» Task to carry out
Only the records, exactly as written, belong in the answer; pictures do not.

» Dataset records
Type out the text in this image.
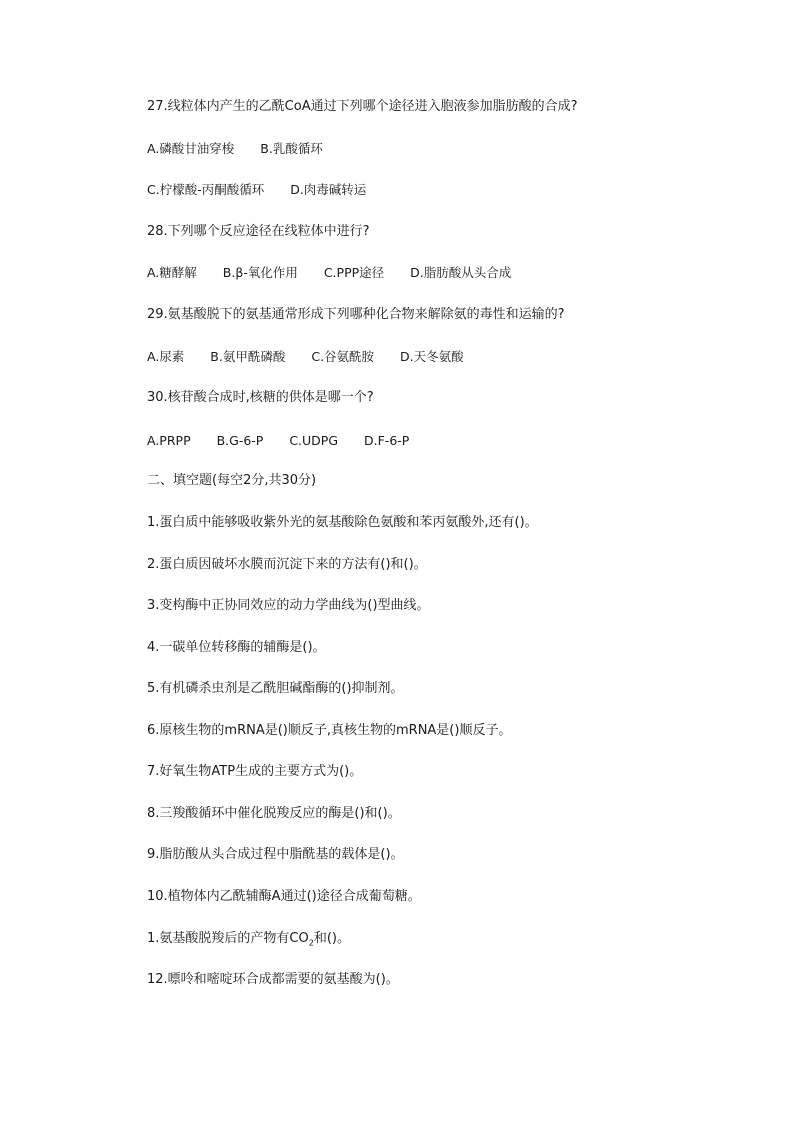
27.线粒体内产生的乙酰CoA通过下列哪个途径进入胞液参加脂肪酸的合成?
A.磷酸甘油穿梭 B.乳酸循环
C.柠檬酸-丙酮酸循环 D.肉毒碱转运
28.下列哪个反应途径在线粒体中进行?
A.糖酵解 B.β-氧化作用 C.PPP途径 D.脂肪酸从头合成
29.氨基酸脱下的氨基通常形成下列哪种化合物来解除氨的毒性和运输的?
A.尿素 B.氨甲酰磷酸 C.谷氨酰胺 D.天冬氨酸
30.核苷酸合成时,核糖的供体是哪一个?
A.PRPP B.G-6-P C.UDPG D.F-6-P
二、填空题(每空2分,共30分)
1.蛋白质中能够吸收紫外光的氨基酸除色氨酸和苯丙氨酸外,还有()。
2.蛋白质因破坏水膜而沉淀下来的方法有()和()。
3.变构酶中正协同效应的动力学曲线为()型曲线。
4.一碳单位转移酶的辅酶是()。
5.有机磷杀虫剂是乙酰胆碱酯酶的()抑制剂。
6.原核生物的mRNA是()顺反子,真核生物的mRNA是()顺反子。
7.好氧生物ATP生成的主要方式为()。
8.三羧酸循环中催化脱羧反应的酶是()和()。
9.脂肪酸从头合成过程中脂酰基的载体是()。
10.植物体内乙酰辅酶A通过()途径合成葡萄糖。
1.氨基酸脱羧后的产物有$CO_2$和()。
12.嘌呤和嘧啶环合成都需要的氨基酸为()。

» Exercise result
Type out the text in this image.
27.线粒体内产生的乙酰CoA通过下列哪个途径进入胞液参加脂肪酸的合成?
A.磷酸甘油穿梭 B.乳酸循环
C.柠檬酸-丙酮酸循环 D.肉毒碱转运
28.下列哪个反应途径在线粒体中进行?
A.糖酵解 B.β-氧化作用 C.PPP途径 D.脂肪酸从头合成
29.氨基酸脱下的氨基通常形成下列哪种化合物来解除氨的毒性和运输的?
A.尿素 B.氨甲酰磷酸 C.谷氨酰胺 D.天冬氨酸
30.核苷酸合成时,核糖的供体是哪一个?
A.PRPP B.G-6-P C.UDPG D.F-6-P
二、填空题(每空2分,共30分)
1.蛋白质中能够吸收紫外光的氨基酸除色氨酸和苯丙氨酸外,还有()。
2.蛋白质因破坏水膜而沉淀下来的方法有()和()。
3.变构酶中正协同效应的动力学曲线为()型曲线。
4.一碳单位转移酶的辅酶是()。
5.有机磷杀虫剂是乙酰胆碱酯酶的()抑制剂。
6.原核生物的mRNA是()顺反子,真核生物的mRNA是()顺反子。
7.好氧生物ATP生成的主要方式为()。
8.三羧酸循环中催化脱羧反应的酶是()和()。
9.脂肪酸从头合成过程中脂酰基的载体是()。
10.植物体内乙酰辅酶A通过()途径合成葡萄糖。
1.氨基酸脱羧后的产物有$CO_2$和()。
12.嘌呤和嘧啶环合成都需要的氨基酸为()。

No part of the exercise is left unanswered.